Short exercise: In the entries below, find every line with "type" and copy it.
-- begin Input records --
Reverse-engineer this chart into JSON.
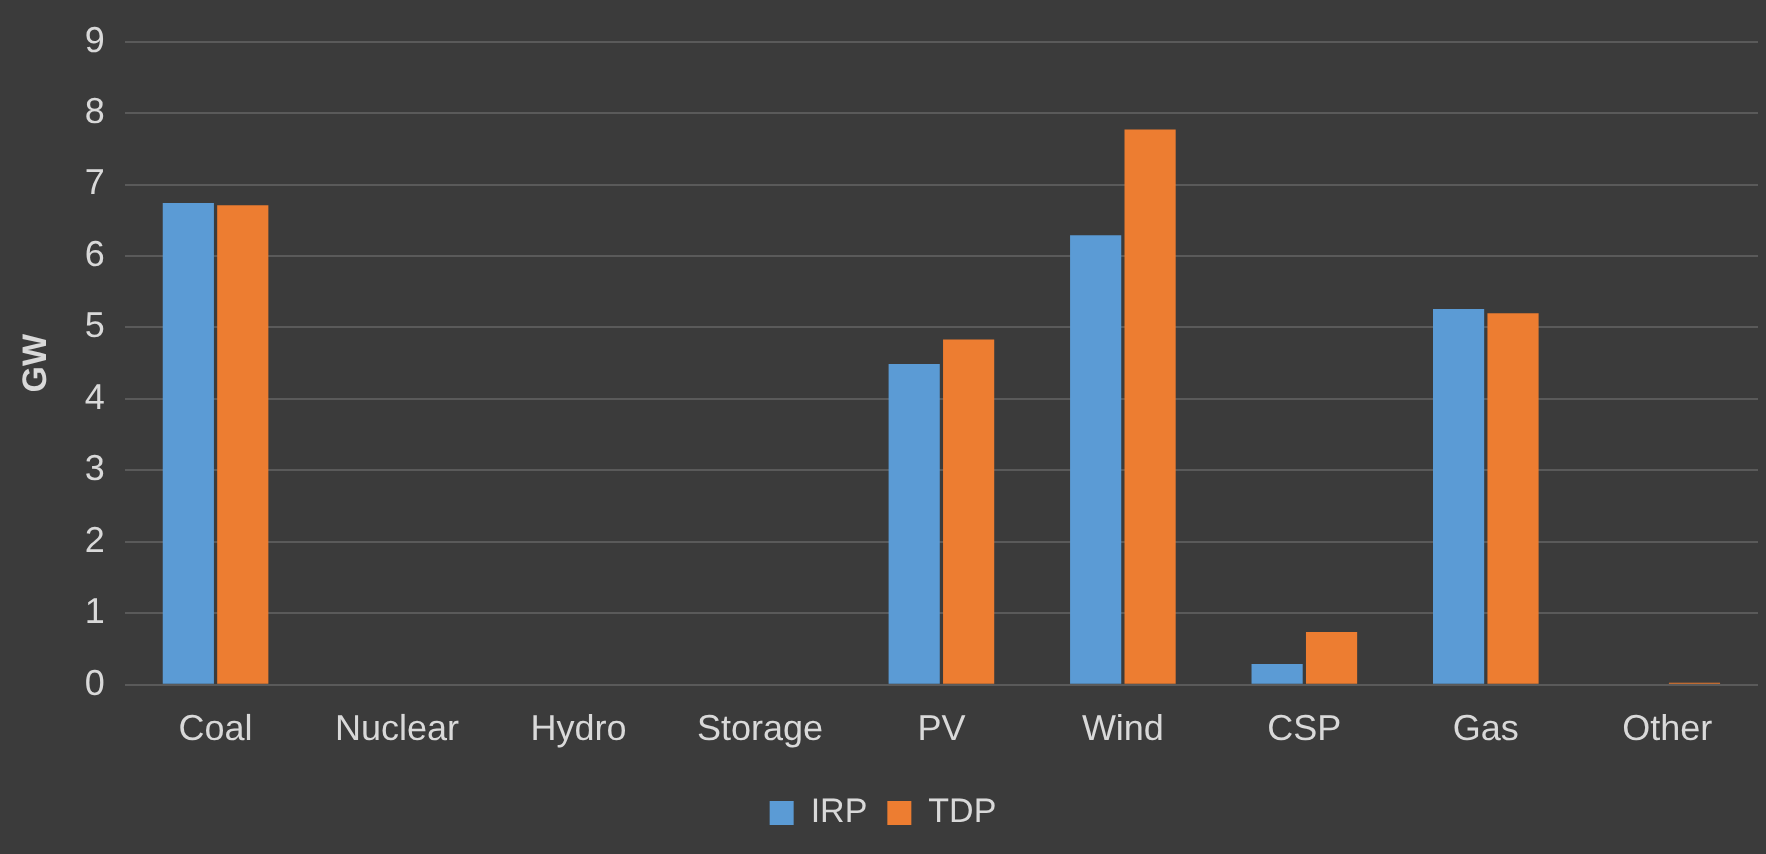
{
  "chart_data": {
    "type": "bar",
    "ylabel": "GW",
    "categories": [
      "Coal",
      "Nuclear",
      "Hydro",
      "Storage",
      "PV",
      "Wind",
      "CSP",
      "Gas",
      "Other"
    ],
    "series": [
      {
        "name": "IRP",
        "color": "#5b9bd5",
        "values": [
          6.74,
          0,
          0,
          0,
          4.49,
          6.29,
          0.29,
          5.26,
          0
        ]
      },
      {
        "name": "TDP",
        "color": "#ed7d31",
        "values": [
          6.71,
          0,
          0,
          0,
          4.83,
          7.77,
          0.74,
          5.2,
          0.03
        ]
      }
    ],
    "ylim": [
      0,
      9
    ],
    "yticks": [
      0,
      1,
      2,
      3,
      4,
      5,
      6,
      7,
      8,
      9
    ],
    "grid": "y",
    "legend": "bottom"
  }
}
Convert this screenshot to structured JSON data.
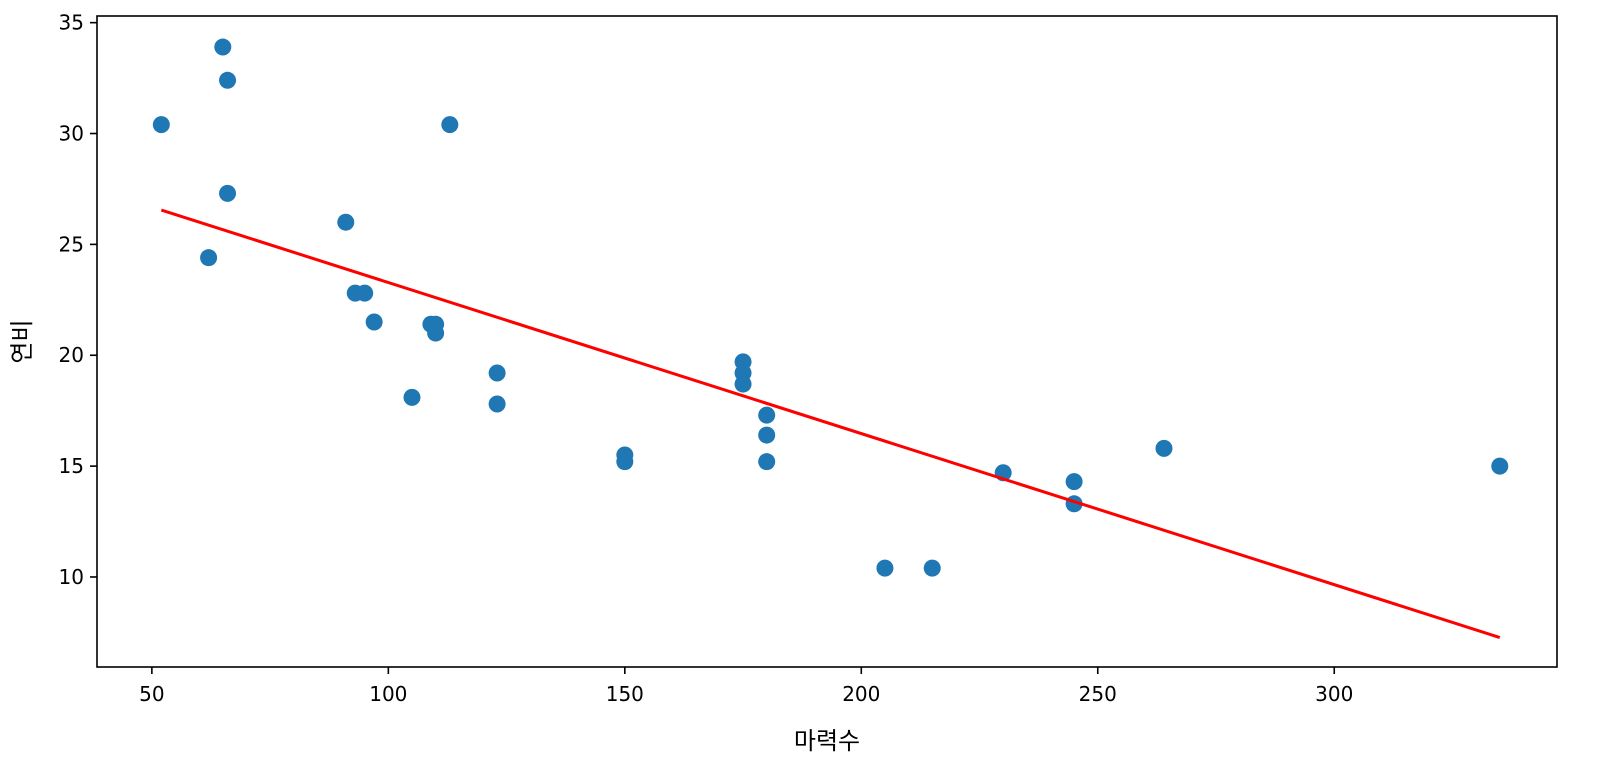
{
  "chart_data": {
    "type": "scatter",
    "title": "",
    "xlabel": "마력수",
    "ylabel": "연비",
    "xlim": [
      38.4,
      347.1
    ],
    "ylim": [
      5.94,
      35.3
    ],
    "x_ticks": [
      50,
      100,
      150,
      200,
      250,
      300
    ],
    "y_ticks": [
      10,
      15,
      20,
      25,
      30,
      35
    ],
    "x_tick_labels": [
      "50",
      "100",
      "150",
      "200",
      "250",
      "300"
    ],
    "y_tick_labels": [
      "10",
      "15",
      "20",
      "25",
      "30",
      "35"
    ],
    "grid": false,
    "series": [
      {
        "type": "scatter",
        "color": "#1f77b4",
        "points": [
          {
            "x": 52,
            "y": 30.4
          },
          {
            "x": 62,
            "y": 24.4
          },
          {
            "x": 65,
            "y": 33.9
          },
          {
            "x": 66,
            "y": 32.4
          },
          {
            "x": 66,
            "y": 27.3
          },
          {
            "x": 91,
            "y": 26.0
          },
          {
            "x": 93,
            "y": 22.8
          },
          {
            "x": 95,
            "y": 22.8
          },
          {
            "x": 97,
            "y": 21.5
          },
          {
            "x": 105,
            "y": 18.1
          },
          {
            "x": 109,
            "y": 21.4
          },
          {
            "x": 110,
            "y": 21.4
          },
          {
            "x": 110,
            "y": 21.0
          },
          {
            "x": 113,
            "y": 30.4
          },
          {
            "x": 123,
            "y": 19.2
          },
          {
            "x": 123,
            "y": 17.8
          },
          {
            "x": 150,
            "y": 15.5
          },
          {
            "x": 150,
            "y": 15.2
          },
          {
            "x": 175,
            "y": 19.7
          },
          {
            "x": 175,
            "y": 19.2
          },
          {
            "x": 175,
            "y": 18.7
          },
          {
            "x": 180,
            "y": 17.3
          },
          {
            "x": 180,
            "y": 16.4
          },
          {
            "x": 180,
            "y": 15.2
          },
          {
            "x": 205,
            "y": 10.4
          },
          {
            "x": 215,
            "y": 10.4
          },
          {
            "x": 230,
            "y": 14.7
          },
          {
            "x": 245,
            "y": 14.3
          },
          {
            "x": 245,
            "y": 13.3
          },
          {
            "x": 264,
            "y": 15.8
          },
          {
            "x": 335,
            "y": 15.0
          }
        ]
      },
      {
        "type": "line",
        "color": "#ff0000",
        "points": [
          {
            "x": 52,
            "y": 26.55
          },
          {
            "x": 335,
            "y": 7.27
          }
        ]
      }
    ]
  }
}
-- end Input records --
Reply:
    "type": "bar",
    "type": "scatter",
        "type": "scatter",
        "type": "line",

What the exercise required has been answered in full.